▸ The problem
Return the material line for line, from its first line through the line containing "edit-mat-btn[interactable]: Edit xyxy=(38,769,55,780)", and give nothing past that line.

___ Listed records

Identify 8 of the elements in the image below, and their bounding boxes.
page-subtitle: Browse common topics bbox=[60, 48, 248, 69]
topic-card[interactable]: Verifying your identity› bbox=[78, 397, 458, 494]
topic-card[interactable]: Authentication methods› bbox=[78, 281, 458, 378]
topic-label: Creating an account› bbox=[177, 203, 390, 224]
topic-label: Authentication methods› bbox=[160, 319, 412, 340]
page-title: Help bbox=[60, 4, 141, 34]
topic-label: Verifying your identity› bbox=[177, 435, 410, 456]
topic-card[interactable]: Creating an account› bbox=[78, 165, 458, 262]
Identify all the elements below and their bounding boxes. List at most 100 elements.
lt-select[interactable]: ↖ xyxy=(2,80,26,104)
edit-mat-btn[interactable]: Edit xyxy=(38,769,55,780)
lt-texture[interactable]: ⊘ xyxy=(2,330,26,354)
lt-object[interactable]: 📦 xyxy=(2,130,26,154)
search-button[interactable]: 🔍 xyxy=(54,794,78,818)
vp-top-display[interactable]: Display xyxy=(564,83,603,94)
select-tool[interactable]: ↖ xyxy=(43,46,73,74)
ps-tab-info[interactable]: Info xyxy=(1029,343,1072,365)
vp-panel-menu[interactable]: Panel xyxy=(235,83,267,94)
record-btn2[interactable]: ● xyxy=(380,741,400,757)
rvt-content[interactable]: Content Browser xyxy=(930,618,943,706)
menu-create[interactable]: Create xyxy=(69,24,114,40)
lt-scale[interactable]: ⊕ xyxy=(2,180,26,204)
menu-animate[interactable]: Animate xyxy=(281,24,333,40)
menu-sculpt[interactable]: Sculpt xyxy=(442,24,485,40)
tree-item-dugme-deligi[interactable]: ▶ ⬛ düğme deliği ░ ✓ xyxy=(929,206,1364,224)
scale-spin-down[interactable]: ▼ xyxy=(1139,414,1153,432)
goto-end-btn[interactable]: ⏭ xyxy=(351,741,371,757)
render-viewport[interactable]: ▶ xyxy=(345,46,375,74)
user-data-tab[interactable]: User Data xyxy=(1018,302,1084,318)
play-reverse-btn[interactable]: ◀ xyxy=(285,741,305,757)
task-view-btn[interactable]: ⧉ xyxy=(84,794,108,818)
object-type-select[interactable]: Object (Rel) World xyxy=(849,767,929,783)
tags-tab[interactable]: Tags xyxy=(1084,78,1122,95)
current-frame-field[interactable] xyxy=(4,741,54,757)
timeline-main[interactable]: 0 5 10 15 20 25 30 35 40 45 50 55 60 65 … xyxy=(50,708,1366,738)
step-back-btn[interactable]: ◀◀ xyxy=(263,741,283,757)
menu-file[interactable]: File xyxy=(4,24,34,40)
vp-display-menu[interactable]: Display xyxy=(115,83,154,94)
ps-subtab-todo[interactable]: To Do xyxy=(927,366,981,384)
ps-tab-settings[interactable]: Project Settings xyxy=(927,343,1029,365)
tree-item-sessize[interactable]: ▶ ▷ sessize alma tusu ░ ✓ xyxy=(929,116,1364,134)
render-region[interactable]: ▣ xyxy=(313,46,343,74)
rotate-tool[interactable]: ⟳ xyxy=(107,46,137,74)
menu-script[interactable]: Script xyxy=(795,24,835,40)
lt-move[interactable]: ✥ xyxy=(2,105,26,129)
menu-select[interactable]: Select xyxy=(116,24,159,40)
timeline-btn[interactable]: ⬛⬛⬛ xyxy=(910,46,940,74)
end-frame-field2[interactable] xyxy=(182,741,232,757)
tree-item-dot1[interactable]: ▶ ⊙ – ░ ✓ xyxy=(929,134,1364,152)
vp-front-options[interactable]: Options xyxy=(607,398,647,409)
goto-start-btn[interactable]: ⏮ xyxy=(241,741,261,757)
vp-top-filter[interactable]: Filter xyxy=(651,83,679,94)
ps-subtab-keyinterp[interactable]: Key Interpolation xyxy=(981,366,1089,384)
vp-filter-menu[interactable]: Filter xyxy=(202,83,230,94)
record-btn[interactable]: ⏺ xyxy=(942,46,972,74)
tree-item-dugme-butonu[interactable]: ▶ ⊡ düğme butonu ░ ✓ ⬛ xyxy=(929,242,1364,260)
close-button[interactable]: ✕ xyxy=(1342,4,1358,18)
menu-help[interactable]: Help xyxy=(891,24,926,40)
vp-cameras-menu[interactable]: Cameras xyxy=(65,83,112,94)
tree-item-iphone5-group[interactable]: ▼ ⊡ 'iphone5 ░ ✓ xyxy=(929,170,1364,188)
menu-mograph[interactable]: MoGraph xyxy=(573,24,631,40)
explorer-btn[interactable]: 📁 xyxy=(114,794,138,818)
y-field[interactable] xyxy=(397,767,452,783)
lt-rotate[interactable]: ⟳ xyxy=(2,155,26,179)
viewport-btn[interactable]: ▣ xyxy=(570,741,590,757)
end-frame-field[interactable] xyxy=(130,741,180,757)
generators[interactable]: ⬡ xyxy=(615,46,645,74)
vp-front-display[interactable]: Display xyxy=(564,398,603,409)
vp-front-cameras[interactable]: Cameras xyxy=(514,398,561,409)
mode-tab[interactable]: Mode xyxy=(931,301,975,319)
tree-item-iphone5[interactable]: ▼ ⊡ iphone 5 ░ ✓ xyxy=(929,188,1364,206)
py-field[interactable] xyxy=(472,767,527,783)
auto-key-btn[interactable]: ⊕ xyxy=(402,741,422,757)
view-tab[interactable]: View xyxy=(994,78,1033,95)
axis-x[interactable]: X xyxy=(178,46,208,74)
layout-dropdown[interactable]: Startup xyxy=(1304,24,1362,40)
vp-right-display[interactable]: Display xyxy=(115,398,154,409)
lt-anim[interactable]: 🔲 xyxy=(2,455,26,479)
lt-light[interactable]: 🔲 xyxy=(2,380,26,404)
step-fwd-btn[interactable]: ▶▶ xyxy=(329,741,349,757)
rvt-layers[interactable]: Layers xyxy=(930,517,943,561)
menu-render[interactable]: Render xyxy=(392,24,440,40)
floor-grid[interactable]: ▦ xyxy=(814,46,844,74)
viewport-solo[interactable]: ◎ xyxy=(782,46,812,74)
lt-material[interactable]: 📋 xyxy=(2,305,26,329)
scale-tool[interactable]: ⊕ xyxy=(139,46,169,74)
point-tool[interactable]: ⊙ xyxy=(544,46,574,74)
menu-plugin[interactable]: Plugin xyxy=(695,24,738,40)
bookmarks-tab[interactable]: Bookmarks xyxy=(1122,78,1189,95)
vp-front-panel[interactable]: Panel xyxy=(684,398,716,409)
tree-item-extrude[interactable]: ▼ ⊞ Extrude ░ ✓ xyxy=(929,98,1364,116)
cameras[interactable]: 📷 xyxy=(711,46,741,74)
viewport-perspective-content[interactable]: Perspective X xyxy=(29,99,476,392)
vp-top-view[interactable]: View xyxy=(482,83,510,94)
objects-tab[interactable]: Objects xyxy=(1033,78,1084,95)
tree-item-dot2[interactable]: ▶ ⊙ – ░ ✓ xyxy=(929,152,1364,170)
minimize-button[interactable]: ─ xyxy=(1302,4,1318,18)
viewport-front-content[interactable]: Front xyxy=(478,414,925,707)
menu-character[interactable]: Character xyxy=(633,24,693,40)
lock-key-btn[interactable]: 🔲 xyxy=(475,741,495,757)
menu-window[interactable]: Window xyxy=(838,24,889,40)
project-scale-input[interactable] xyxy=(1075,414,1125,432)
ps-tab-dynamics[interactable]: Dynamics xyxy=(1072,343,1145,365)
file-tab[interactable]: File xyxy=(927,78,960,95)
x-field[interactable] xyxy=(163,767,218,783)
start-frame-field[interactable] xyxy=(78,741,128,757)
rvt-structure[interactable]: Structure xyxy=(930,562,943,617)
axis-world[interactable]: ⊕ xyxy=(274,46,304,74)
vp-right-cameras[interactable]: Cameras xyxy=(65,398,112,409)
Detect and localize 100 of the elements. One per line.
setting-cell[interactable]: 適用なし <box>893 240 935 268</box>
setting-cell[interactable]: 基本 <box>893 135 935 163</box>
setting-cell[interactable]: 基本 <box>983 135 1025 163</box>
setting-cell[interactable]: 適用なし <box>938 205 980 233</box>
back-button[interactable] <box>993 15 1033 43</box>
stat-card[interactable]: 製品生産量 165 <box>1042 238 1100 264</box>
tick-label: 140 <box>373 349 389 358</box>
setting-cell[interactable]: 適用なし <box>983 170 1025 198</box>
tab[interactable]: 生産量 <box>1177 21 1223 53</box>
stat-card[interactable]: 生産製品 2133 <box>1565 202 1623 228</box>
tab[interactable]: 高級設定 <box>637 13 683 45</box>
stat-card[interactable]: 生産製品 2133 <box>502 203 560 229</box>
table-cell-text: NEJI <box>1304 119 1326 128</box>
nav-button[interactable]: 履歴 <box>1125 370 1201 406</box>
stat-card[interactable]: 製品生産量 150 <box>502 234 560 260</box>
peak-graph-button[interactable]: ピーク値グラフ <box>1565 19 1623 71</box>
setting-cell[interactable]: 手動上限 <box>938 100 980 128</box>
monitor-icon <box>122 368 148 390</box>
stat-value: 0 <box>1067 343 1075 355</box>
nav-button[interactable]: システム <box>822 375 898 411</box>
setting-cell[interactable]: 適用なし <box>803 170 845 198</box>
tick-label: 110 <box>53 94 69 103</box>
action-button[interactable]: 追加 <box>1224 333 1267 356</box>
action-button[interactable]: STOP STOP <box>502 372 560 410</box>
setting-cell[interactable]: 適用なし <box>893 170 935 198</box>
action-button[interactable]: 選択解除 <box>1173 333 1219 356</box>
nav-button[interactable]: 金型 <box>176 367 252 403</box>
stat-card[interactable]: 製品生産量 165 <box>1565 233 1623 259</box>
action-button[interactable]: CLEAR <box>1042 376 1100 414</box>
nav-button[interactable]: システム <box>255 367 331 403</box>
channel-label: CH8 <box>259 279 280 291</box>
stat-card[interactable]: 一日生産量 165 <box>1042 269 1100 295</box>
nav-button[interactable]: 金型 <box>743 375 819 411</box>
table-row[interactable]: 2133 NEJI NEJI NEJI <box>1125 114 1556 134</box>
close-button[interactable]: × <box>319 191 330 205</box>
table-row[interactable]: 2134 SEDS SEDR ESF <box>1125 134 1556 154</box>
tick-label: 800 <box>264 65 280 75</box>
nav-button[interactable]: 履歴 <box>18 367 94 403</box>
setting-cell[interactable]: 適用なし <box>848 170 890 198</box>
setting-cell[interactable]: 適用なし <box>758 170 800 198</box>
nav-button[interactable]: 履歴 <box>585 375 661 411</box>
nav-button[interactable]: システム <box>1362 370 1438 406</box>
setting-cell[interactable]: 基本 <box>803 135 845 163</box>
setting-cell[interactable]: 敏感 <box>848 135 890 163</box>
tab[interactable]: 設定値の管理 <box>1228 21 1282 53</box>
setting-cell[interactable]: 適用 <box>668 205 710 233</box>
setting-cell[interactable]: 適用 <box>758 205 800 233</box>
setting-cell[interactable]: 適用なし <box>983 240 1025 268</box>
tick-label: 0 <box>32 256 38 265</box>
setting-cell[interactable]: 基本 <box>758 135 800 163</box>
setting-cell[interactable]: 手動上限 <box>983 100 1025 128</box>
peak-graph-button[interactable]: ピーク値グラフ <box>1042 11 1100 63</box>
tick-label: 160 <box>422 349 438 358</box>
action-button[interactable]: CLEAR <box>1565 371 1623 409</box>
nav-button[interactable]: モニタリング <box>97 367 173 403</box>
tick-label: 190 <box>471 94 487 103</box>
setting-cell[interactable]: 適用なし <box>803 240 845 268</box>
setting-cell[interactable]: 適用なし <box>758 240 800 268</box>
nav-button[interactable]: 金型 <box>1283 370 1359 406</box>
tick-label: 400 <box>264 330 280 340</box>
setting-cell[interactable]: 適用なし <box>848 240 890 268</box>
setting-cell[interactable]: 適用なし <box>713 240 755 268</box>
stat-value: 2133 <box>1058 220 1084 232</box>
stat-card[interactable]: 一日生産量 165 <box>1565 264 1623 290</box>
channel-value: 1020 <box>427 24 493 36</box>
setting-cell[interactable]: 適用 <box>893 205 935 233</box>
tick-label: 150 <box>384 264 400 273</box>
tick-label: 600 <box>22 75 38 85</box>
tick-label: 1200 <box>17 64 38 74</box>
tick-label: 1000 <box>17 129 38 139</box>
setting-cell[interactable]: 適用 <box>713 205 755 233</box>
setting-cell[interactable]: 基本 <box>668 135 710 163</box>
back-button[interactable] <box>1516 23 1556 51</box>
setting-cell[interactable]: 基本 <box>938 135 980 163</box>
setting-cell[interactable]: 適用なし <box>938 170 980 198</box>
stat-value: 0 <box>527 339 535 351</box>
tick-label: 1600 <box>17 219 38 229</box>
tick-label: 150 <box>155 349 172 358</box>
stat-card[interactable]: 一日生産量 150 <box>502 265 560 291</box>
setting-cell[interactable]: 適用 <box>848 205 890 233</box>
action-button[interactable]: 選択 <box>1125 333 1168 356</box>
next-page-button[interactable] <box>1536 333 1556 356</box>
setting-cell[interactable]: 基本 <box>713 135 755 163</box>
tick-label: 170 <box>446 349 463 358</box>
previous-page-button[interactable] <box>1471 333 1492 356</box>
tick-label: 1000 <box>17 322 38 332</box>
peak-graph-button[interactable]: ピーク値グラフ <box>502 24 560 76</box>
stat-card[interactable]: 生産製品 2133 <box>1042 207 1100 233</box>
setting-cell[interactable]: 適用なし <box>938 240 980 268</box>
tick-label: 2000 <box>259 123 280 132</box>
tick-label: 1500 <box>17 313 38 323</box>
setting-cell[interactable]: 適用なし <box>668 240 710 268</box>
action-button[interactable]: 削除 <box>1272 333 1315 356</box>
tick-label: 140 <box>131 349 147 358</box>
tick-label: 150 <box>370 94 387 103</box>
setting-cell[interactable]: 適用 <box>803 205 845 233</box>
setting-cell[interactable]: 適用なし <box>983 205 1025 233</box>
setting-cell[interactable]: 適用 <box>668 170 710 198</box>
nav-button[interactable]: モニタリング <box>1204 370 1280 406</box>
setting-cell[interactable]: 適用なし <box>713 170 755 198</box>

______

▸ Output below
Identify 8 of the elements in the image below, and their bounding boxes.
page-subtitle: Browse common topics bbox=[60, 48, 248, 69]
topic-card[interactable]: Verifying your identity› bbox=[78, 397, 458, 494]
topic-card[interactable]: Authentication methods› bbox=[78, 281, 458, 378]
topic-label: Creating an account› bbox=[177, 203, 390, 224]
topic-label: Authentication methods› bbox=[160, 319, 412, 340]
page-title: Help bbox=[60, 4, 141, 34]
topic-label: Verifying your identity› bbox=[177, 435, 410, 456]
topic-card[interactable]: Creating an account› bbox=[78, 165, 458, 262]
Identify all the elements below and their bounding boxes. List at most 100 elements.
lt-select[interactable]: ↖ xyxy=(2,80,26,104)
edit-mat-btn[interactable]: Edit xyxy=(38,769,55,780)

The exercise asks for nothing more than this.